# [Brief]
Please answer these questions from the notebook text, one per line:
(a) Which symbols mark "Your turn" in the legend?
(b) Which function gives a variable's type?
(c) What is the second city in city_list?

# [Page extract]
# 1. Import text data

This notebook will introduce you to the basics of importing texts. 
You'll learn about different data structures (corpus and datasets).







Legend of symbols:

- 🤓: Tips

- 🤖📝: Your turn

- ❓: Question

- 💫: Extra exercise 

## 1.1. Very Basic Tutorial for Jupyter Notebook

Let's begin this tutorial by printing the "Hello World!" example. To do so, we will use **<tt> print <tt>** function:

In [None]:
print("Hello World!")

Let's try writing **<tt> Hello World! <tt>** several times:

In [None]:
print("Hello World!")
print()
print("Hello World!")

Now, let's print a list of numbers:

In [None]:
int_list = [1,2,3,4,5,6]
print(int_list)

In Python, we have different variables:

In [None]:
sent= "Hello World!" # This is a string
int_list = [1,2,3,4,5,6] # This is a list of integers

Use the function **<tt> type <tt>** to get the variable's type.

In [None]:
type(sent)

In [None]:
type(int_list)

And finally, we can also have a list of strings:

In [None]:
city_list = ["London", "Granada", "Bagdad", "Lang Tang", "Lucca", "Budapest"] # This is a list of integers

In [None]:
type(city_list)

🤓 We use **<tt> list[x] <tt>** to get the element **<tt> x <tt>** on a list:

In [None]:
city_list[0]

In [None]:
type(city_list[0])

## 1.2. Importing unstructured data (Corpus)

# [Stored data]

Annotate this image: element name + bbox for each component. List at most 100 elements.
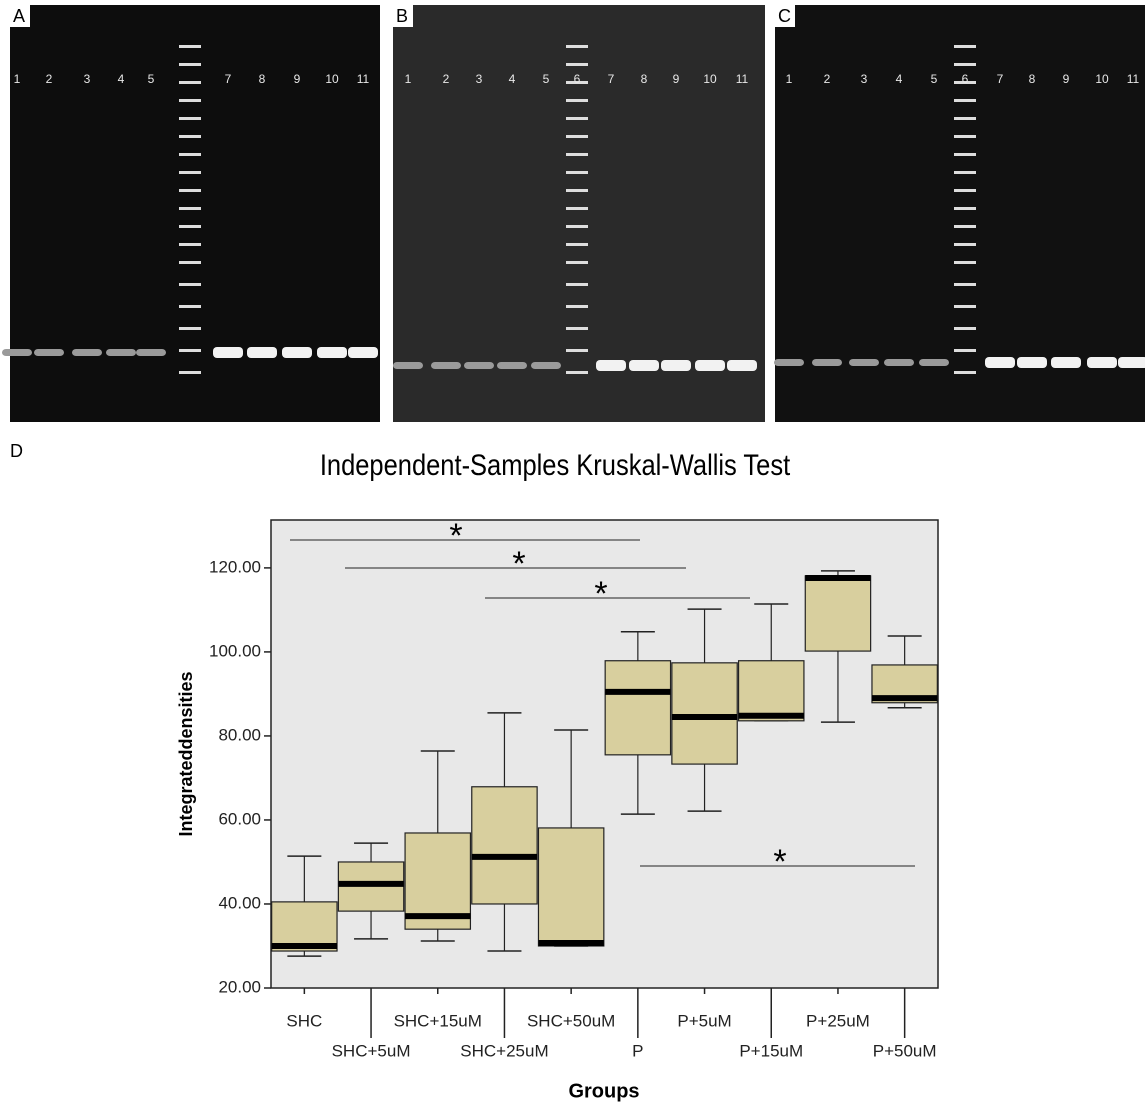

# [The reply]
(a) 🤖📝
(b) type
(c) Granada